### TO BE DONE
Can you transcribe every entry word for word, skipping the images?
▼▼▼
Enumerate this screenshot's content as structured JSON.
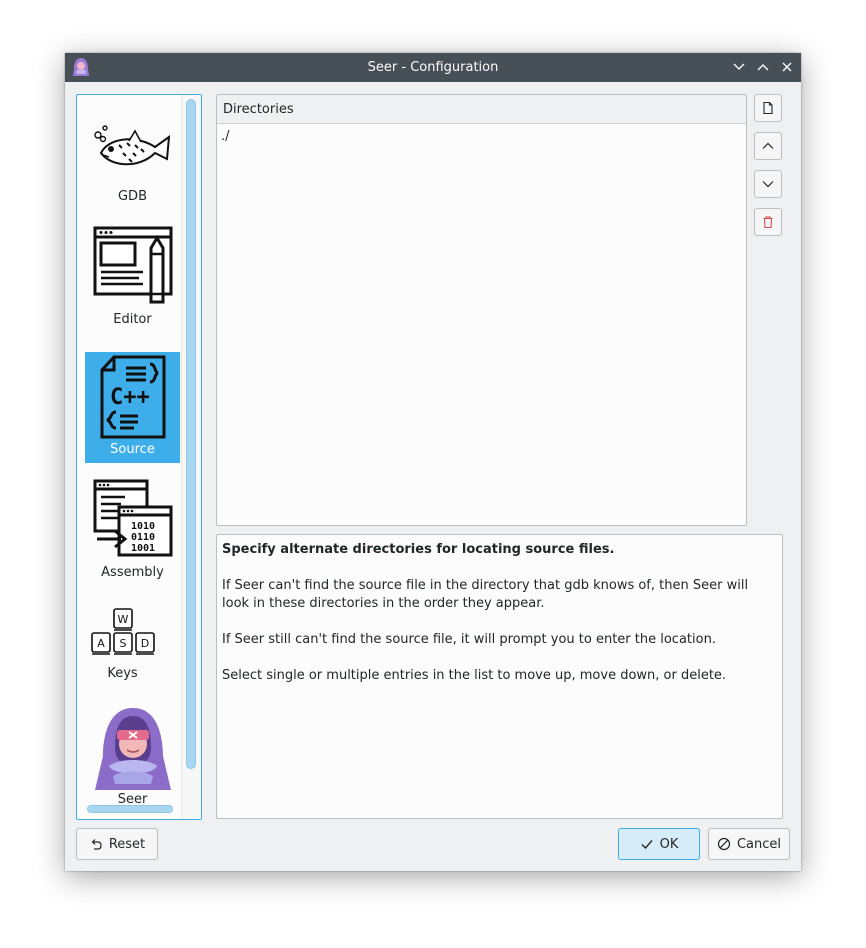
{
  "window": {
    "title": "Seer - Configuration"
  },
  "sidebar": {
    "items": [
      {
        "label": "GDB",
        "icon": "gdb-fish-icon"
      },
      {
        "label": "Editor",
        "icon": "editor-icon"
      },
      {
        "label": "Source",
        "icon": "cpp-source-icon",
        "selected": true
      },
      {
        "label": "Assembly",
        "icon": "assembly-icon"
      },
      {
        "label": "Keys",
        "icon": "wasd-keys-icon",
        "keys": [
          "W",
          "A",
          "S",
          "D"
        ]
      },
      {
        "label": "Seer",
        "icon": "seer-hooded-icon"
      }
    ]
  },
  "directories": {
    "header": "Directories",
    "entries": [
      "./"
    ]
  },
  "list_buttons": [
    "new-entry-icon",
    "move-up-icon",
    "move-down-icon",
    "delete-icon"
  ],
  "help": {
    "heading": "Specify alternate directories for locating source files.",
    "para1": "If Seer can't find the source file in the directory that gdb knows of, then Seer will look in these directories in the order they appear.",
    "para2": "If Seer still can't find the source file, it will prompt you to enter the location.",
    "para3": "Select single or multiple entries in the list to move up, move down, or delete."
  },
  "buttons": {
    "reset": "Reset",
    "ok": "OK",
    "cancel": "Cancel"
  },
  "colors": {
    "accent": "#3daee9",
    "titlebar": "#475057",
    "delete": "#da4453"
  }
}
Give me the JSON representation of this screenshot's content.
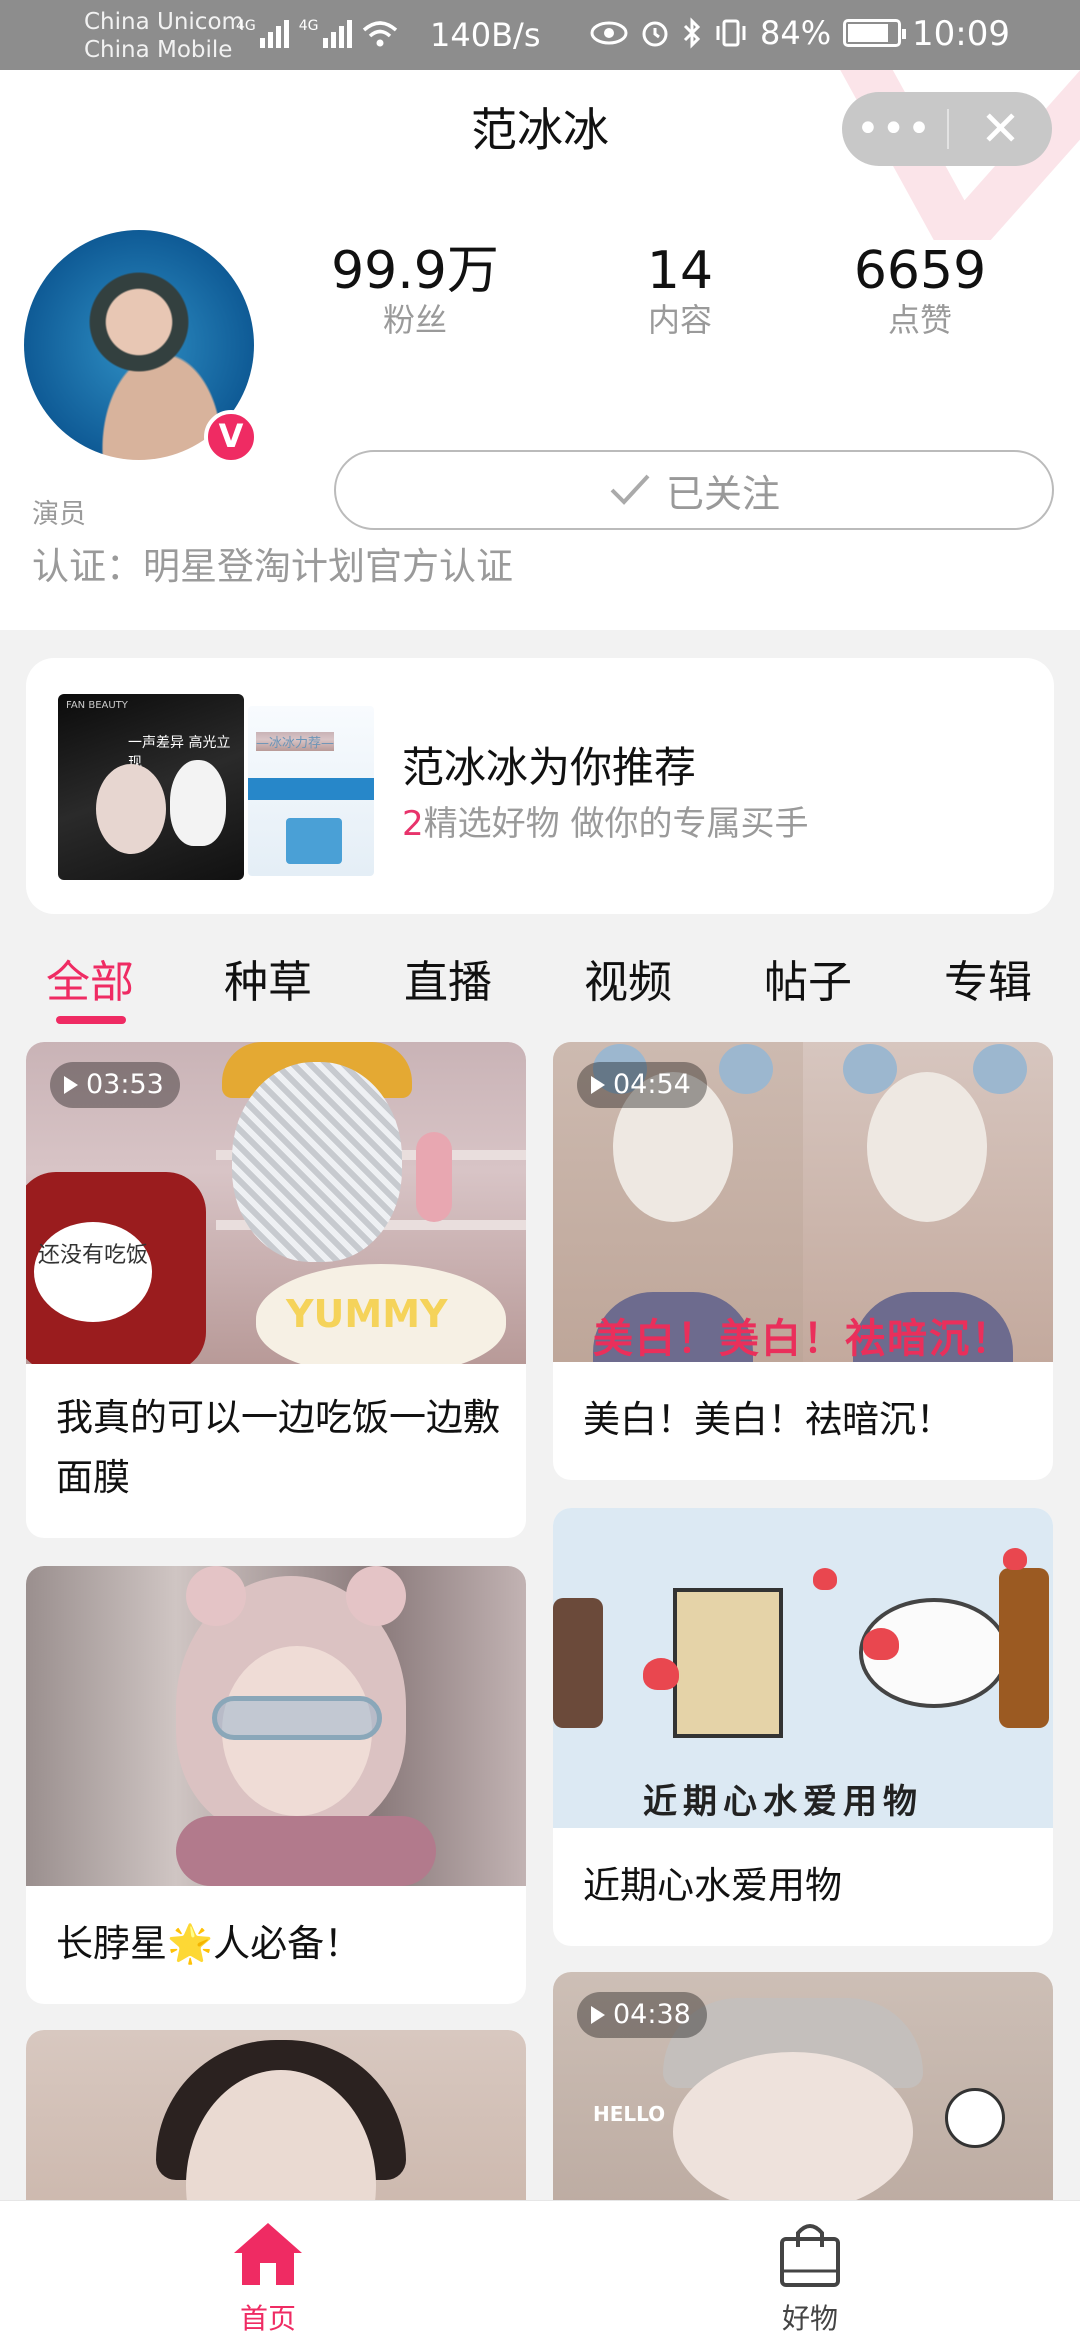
{
  "status_bar": {
    "carrier1": "China Unicom",
    "carrier2": "China Mobile",
    "net_type1": "4G",
    "net_type2": "4G",
    "speed": "140B/s",
    "battery_percent": "84%",
    "battery_level": 0.84,
    "time": "10:09"
  },
  "header": {
    "title": "范冰冰",
    "menu_label": "•••",
    "close_label": "✕"
  },
  "profile": {
    "verified_badge": "V",
    "stats": [
      {
        "value": "99.9万",
        "label": "粉丝"
      },
      {
        "value": "14",
        "label": "内容"
      },
      {
        "value": "6659",
        "label": "点赞"
      }
    ],
    "follow_button": "已关注",
    "role": "演员",
    "certification": "认证：明星登淘计划官方认证"
  },
  "recommendation": {
    "title": "范冰冰为你推荐",
    "count": "2",
    "subtitle": "精选好物  做你的专属买手",
    "image1_brand": "FAN BEAUTY",
    "image1_caption": "一声差异 高光立现",
    "image2_caption": "—冰冰力荐—"
  },
  "tabs": [
    "全部",
    "种草",
    "直播",
    "视频",
    "帖子",
    "专辑"
  ],
  "feed": [
    {
      "duration": "03:53",
      "title": "我真的可以一边吃饭一边敷面膜",
      "thumb_bubble": "还没有吃饭",
      "thumb_text": "YUMMY"
    },
    {
      "duration": "04:54",
      "title": "美白！美白！祛暗沉！",
      "thumb_text": "美白！美白！祛暗沉！"
    },
    {
      "title": "长脖星🌟人必备！"
    },
    {
      "title": "近期心水爱用物",
      "thumb_text": "近期心水爱用物"
    },
    {},
    {
      "duration": "04:38",
      "thumb_text": "HELLO"
    }
  ],
  "bottom_nav": [
    {
      "label": "首页",
      "icon": "home-icon",
      "color": "#ef2b63"
    },
    {
      "label": "好物",
      "icon": "shopping-bag-icon"
    }
  ],
  "colors": {
    "accent": "#ef2b63",
    "status_bar": "#8d8d8d"
  }
}
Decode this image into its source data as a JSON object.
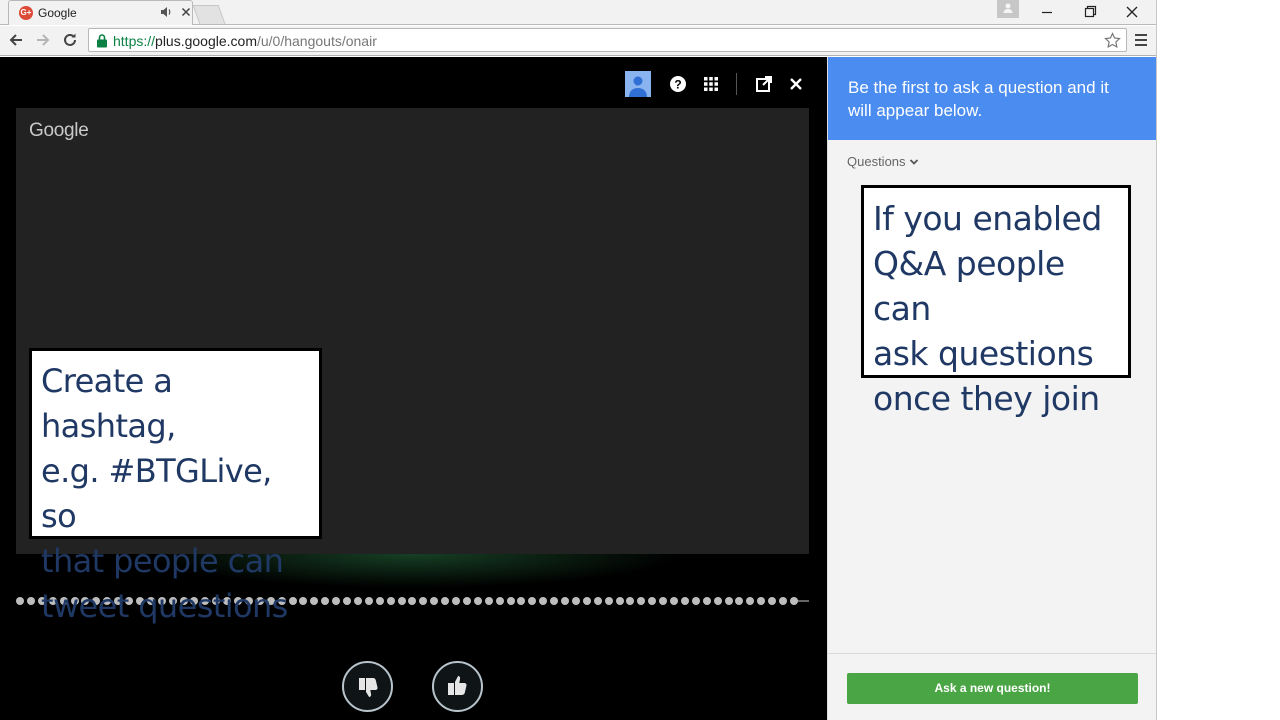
{
  "browser": {
    "tab_title": "Google",
    "url_scheme": "https://",
    "url_host": "plus.google.com",
    "url_path": "/u/0/hangouts/onair",
    "icons": [
      "google-plus-favicon",
      "audio-icon",
      "close-icon",
      "user-icon",
      "minimize-icon",
      "restore-icon",
      "close-icon",
      "back-icon",
      "forward-icon",
      "reload-icon",
      "lock-icon",
      "star-icon",
      "menu-icon"
    ]
  },
  "hangout": {
    "logo_text": "Google",
    "top_icons": [
      "avatar-icon",
      "help-icon",
      "apps-grid-icon",
      "popout-icon",
      "close-icon"
    ],
    "vote_buttons": [
      "thumbs-down-icon",
      "thumbs-up-icon"
    ],
    "colors": {
      "stage": "#000000",
      "video": "#222222",
      "dots": "#bdbdbd"
    }
  },
  "annotations": {
    "left_callout": [
      "Create a hashtag,",
      "e.g. #BTGLive, so",
      "that people can",
      "tweet questions"
    ],
    "right_callout": [
      "If you enabled",
      "Q&A people can",
      "ask questions",
      "once they join"
    ]
  },
  "qa": {
    "banner_line1": "Be the first to ask a question and it",
    "banner_line2": "will appear below.",
    "filter_label": "Questions",
    "ask_button": "Ask a new question!",
    "colors": {
      "banner": "#4a8cf0",
      "ask_button": "#4aa544"
    }
  }
}
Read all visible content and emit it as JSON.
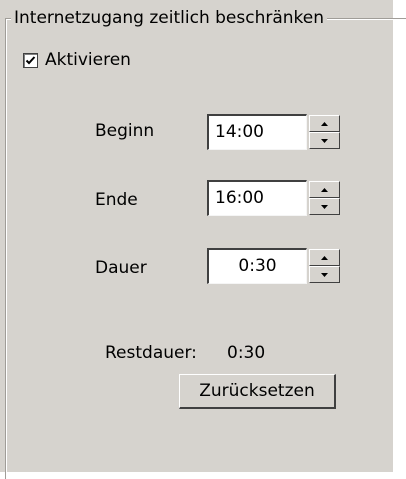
▲▲▲
### ANSWER TO THE EXERCISE
Enumerate this screenshot's content as structured JSON.
{
  "window": {
    "title": "Seer - Configuration"
  },
  "sidebar": {
    "items": [
      {
        "label": "GDB",
        "icon": "gdb-fish-icon"
      },
      {
        "label": "Editor",
        "icon": "editor-icon"
      },
      {
        "label": "Source",
        "icon": "cpp-source-icon",
        "selected": true
      },
      {
        "label": "Assembly",
        "icon": "assembly-icon"
      },
      {
        "label": "Keys",
        "icon": "wasd-keys-icon",
        "keys": [
          "W",
          "A",
          "S",
          "D"
        ]
      },
      {
        "label": "Seer",
        "icon": "seer-hooded-icon"
      }
    ]
  },
  "directories": {
    "header": "Directories",
    "entries": [
      "./"
    ]
  },
  "list_buttons": [
    "new-entry-icon",
    "move-up-icon",
    "move-down-icon",
    "delete-icon"
  ],
  "help": {
    "heading": "Specify alternate directories for locating source files.",
    "para1": "If Seer can't find the source file in the directory that gdb knows of, then Seer will look in these directories in the order they appear.",
    "para2": "If Seer still can't find the source file, it will prompt you to enter the location.",
    "para3": "Select single or multiple entries in the list to move up, move down, or delete."
  },
  "buttons": {
    "reset": "Reset",
    "ok": "OK",
    "cancel": "Cancel"
  },
  "colors": {
    "accent": "#3daee9",
    "titlebar": "#475057",
    "delete": "#da4453"
  }
}
Give me the JSON representation of this screenshot's content.
{
  "status_bar": {
    "carrier1": "China Unicom",
    "carrier2": "China Mobile",
    "net_type1": "4G",
    "net_type2": "4G",
    "speed": "140B/s",
    "battery_percent": "84%",
    "battery_level": 0.84,
    "time": "10:09"
  },
  "header": {
    "title": "范冰冰",
    "menu_label": "•••",
    "close_label": "✕"
  },
  "profile": {
    "verified_badge": "V",
    "stats": [
      {
        "value": "99.9万",
        "label": "粉丝"
      },
      {
        "value": "14",
        "label": "内容"
      },
      {
        "value": "6659",
        "label": "点赞"
      }
    ],
    "follow_button": "已关注",
    "role": "演员",
    "certification": "认证：明星登淘计划官方认证"
  },
  "recommendation": {
    "title": "范冰冰为你推荐",
    "count": "2",
    "subtitle": "精选好物  做你的专属买手",
    "image1_brand": "FAN BEAUTY",
    "image1_caption": "一声差异 高光立现",
    "image2_caption": "—冰冰力荐—"
  },
  "tabs": [
    "全部",
    "种草",
    "直播",
    "视频",
    "帖子",
    "专辑"
  ],
  "feed": [
    {
      "duration": "03:53",
      "title": "我真的可以一边吃饭一边敷面膜",
      "thumb_bubble": "还没有吃饭",
      "thumb_text": "YUMMY"
    },
    {
      "duration": "04:54",
      "title": "美白！美白！祛暗沉！",
      "thumb_text": "美白！美白！祛暗沉！"
    },
    {
      "title": "长脖星🌟人必备！"
    },
    {
      "title": "近期心水爱用物",
      "thumb_text": "近期心水爱用物"
    },
    {},
    {
      "duration": "04:38",
      "thumb_text": "HELLO"
    }
  ],
  "bottom_nav": [
    {
      "label": "首页",
      "icon": "home-icon",
      "color": "#ef2b63"
    },
    {
      "label": "好物",
      "icon": "shopping-bag-icon"
    }
  ],
  "colors": {
    "accent": "#ef2b63",
    "status_bar": "#8d8d8d"
  }
}
Decode this image into its source data as a JSON object.
{
  "browser": {
    "tab_title": "Google",
    "url_scheme": "https://",
    "url_host": "plus.google.com",
    "url_path": "/u/0/hangouts/onair",
    "icons": [
      "google-plus-favicon",
      "audio-icon",
      "close-icon",
      "user-icon",
      "minimize-icon",
      "restore-icon",
      "close-icon",
      "back-icon",
      "forward-icon",
      "reload-icon",
      "lock-icon",
      "star-icon",
      "menu-icon"
    ]
  },
  "hangout": {
    "logo_text": "Google",
    "top_icons": [
      "avatar-icon",
      "help-icon",
      "apps-grid-icon",
      "popout-icon",
      "close-icon"
    ],
    "vote_buttons": [
      "thumbs-down-icon",
      "thumbs-up-icon"
    ],
    "colors": {
      "stage": "#000000",
      "video": "#222222",
      "dots": "#bdbdbd"
    }
  },
  "annotations": {
    "left_callout": [
      "Create a hashtag,",
      "e.g. #BTGLive, so",
      "that people can",
      "tweet questions"
    ],
    "right_callout": [
      "If you enabled",
      "Q&A people can",
      "ask questions",
      "once they join"
    ]
  },
  "qa": {
    "banner_line1": "Be the first to ask a question and it",
    "banner_line2": "will appear below.",
    "filter_label": "Questions",
    "ask_button": "Ask a new question!",
    "colors": {
      "banner": "#4a8cf0",
      "ask_button": "#4aa544"
    }
  }
}
Read all visible content and emit it as JSON.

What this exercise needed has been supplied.